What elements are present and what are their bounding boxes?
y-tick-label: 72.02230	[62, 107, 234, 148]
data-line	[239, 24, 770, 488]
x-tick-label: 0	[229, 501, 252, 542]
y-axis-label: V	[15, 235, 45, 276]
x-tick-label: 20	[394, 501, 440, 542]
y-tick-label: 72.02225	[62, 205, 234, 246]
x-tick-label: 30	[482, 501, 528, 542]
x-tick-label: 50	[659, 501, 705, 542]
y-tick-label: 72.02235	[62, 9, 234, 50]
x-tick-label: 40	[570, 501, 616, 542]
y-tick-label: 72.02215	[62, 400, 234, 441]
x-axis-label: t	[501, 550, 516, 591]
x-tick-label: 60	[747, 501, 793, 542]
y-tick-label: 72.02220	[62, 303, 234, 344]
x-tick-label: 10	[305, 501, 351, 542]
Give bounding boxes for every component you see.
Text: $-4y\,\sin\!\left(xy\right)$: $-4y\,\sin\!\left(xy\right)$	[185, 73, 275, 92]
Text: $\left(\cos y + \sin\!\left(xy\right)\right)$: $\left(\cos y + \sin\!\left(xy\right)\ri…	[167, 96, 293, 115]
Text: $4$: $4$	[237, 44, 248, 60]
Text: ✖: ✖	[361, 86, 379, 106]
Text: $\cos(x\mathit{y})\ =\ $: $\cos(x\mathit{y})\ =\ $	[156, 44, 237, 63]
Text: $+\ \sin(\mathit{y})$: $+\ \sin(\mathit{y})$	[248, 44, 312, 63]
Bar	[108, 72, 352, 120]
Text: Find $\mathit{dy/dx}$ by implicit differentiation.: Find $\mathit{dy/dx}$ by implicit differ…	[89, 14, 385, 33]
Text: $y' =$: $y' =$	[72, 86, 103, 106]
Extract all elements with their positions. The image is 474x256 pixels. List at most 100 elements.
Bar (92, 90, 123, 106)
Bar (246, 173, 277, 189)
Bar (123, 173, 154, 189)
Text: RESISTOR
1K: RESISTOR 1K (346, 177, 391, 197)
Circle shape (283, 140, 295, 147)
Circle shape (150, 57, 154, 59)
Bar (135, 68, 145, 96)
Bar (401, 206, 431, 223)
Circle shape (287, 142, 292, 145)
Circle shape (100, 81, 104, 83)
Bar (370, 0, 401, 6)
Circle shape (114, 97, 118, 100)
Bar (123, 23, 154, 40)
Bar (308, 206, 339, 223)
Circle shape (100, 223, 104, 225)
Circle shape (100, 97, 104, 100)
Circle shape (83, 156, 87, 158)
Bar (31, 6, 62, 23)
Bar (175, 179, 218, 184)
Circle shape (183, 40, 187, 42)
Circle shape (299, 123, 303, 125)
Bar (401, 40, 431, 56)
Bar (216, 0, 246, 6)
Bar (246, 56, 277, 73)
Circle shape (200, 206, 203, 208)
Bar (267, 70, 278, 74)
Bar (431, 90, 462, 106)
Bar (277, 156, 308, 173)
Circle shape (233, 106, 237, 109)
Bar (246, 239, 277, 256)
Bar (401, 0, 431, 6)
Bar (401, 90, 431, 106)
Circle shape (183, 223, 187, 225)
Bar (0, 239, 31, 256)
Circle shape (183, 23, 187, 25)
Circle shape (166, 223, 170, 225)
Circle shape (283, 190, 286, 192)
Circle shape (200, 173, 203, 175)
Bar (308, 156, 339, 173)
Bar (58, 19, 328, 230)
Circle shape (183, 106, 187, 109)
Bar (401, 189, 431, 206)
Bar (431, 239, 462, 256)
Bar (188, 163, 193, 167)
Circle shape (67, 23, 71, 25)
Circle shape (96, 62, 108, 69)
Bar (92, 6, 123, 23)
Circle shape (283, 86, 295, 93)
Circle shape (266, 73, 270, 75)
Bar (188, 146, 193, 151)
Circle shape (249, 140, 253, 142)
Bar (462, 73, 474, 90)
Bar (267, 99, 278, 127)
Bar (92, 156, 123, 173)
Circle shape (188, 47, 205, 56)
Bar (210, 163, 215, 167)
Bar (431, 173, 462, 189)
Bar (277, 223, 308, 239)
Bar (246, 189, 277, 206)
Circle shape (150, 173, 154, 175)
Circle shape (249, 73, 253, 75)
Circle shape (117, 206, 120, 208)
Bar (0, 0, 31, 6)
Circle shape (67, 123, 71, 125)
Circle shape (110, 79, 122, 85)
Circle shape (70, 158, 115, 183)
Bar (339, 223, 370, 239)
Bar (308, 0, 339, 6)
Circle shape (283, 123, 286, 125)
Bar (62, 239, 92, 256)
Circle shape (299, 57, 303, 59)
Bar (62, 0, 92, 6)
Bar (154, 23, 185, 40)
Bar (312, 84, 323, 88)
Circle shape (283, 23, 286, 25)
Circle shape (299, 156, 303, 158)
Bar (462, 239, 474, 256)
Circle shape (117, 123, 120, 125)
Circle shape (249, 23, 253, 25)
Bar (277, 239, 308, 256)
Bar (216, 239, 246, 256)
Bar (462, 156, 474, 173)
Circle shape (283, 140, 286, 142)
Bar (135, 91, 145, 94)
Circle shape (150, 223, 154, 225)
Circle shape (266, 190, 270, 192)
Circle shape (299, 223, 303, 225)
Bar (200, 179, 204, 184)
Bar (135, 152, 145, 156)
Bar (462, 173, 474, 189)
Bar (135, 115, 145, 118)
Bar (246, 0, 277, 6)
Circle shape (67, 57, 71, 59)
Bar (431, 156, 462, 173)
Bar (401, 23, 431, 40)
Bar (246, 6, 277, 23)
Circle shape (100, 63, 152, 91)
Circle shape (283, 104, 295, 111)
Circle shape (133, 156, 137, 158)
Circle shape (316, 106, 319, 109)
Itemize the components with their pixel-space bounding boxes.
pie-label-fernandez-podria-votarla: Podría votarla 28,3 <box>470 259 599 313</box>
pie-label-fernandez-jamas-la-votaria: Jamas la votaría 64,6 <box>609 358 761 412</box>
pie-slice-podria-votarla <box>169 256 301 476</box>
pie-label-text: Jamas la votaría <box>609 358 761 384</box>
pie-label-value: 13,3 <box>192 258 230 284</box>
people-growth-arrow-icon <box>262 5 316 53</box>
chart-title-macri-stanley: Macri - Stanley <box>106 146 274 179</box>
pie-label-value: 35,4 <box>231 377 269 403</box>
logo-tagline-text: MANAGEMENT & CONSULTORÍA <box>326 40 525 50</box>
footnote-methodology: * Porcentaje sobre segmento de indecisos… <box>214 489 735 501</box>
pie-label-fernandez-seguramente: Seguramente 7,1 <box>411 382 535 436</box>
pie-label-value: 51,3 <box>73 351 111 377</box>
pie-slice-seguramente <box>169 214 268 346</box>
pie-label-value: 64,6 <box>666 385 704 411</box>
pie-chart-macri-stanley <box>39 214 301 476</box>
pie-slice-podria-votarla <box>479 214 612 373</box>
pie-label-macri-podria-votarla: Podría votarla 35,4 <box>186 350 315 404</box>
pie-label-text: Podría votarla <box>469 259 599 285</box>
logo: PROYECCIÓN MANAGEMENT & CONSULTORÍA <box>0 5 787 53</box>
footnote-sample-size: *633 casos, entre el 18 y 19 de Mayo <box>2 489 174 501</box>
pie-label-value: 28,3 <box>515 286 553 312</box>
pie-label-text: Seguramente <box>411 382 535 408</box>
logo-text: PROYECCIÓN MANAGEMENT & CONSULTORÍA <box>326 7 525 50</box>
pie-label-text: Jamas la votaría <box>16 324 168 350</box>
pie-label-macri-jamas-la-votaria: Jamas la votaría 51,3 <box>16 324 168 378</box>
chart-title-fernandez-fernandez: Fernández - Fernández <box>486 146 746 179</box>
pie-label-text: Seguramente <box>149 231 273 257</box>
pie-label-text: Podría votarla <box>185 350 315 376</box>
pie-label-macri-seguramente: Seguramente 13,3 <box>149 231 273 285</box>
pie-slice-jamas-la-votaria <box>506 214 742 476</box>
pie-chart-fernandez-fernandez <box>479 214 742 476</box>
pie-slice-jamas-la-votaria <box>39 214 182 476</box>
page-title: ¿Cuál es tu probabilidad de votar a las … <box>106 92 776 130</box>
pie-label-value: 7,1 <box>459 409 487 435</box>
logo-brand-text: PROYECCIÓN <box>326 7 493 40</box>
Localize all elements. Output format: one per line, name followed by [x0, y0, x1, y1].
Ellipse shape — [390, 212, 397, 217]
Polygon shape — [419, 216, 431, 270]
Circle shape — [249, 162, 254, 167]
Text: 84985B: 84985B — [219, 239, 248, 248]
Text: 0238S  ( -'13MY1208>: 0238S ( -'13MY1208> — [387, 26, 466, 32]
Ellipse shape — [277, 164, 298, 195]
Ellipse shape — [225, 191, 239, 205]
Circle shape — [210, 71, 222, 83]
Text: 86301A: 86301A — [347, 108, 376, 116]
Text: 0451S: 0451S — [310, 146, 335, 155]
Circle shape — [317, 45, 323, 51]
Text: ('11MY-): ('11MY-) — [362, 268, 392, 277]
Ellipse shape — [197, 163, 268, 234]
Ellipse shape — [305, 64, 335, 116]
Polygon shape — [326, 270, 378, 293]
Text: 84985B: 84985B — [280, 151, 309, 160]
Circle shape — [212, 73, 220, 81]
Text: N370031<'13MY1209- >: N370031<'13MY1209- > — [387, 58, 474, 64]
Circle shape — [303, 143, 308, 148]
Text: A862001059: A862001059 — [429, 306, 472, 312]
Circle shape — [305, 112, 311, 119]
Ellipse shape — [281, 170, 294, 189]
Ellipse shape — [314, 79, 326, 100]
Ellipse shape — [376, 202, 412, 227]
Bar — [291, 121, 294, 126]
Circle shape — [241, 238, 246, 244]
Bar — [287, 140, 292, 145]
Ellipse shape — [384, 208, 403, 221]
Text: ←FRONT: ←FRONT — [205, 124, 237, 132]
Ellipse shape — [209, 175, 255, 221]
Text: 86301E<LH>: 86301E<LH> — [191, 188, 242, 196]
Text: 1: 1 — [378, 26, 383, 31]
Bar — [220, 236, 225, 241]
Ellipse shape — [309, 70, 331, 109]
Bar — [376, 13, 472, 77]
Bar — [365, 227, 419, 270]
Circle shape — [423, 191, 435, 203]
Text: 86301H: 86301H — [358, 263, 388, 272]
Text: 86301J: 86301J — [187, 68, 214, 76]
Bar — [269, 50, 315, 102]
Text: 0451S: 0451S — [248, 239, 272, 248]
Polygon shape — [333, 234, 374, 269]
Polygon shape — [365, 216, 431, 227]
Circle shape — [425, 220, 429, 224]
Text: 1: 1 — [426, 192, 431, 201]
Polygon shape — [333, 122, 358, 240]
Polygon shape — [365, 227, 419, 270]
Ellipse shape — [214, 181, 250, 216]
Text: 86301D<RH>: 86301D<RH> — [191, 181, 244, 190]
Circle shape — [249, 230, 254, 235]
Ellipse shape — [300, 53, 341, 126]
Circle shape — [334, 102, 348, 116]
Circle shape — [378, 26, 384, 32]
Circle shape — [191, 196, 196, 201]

□ □ □ □ □

◆ **PROBLEM DETAILS**:
Please rewrite the material from its first line through the line containing "72, 352, 120]", substituting "y-axis-tick" for every "y-tick-label" and changing nothing else.

◆ **CORRECT RESULT**:
What elements are present and what are their bounding boxes?
y-axis-tick: 72.02230	[62, 107, 234, 148]
data-line	[239, 24, 770, 488]
x-tick-label: 0	[229, 501, 252, 542]
y-axis-label: V	[15, 235, 45, 276]
x-tick-label: 20	[394, 501, 440, 542]
y-axis-tick: 72.02225	[62, 205, 234, 246]
x-tick-label: 30	[482, 501, 528, 542]
x-tick-label: 50	[659, 501, 705, 542]
y-axis-tick: 72.02235	[62, 9, 234, 50]
x-tick-label: 40	[570, 501, 616, 542]
y-axis-tick: 72.02215	[62, 400, 234, 441]
x-axis-label: t	[501, 550, 516, 591]
x-tick-label: 60	[747, 501, 793, 542]
y-axis-tick: 72.02220	[62, 303, 234, 344]
x-tick-label: 10	[305, 501, 351, 542]
Give bounding boxes for every component you see.
Text: $-4y\,\sin\!\left(xy\right)$: $-4y\,\sin\!\left(xy\right)$	[185, 73, 275, 92]
Text: $\left(\cos y + \sin\!\left(xy\right)\right)$: $\left(\cos y + \sin\!\left(xy\right)\ri…	[167, 96, 293, 115]
Text: $4$: $4$	[237, 44, 248, 60]
Text: ✖: ✖	[361, 86, 379, 106]
Text: $\cos(x\mathit{y})\ =\ $: $\cos(x\mathit{y})\ =\ $	[156, 44, 237, 63]
Text: $+\ \sin(\mathit{y})$: $+\ \sin(\mathit{y})$	[248, 44, 312, 63]
Bar	[108, 72, 352, 120]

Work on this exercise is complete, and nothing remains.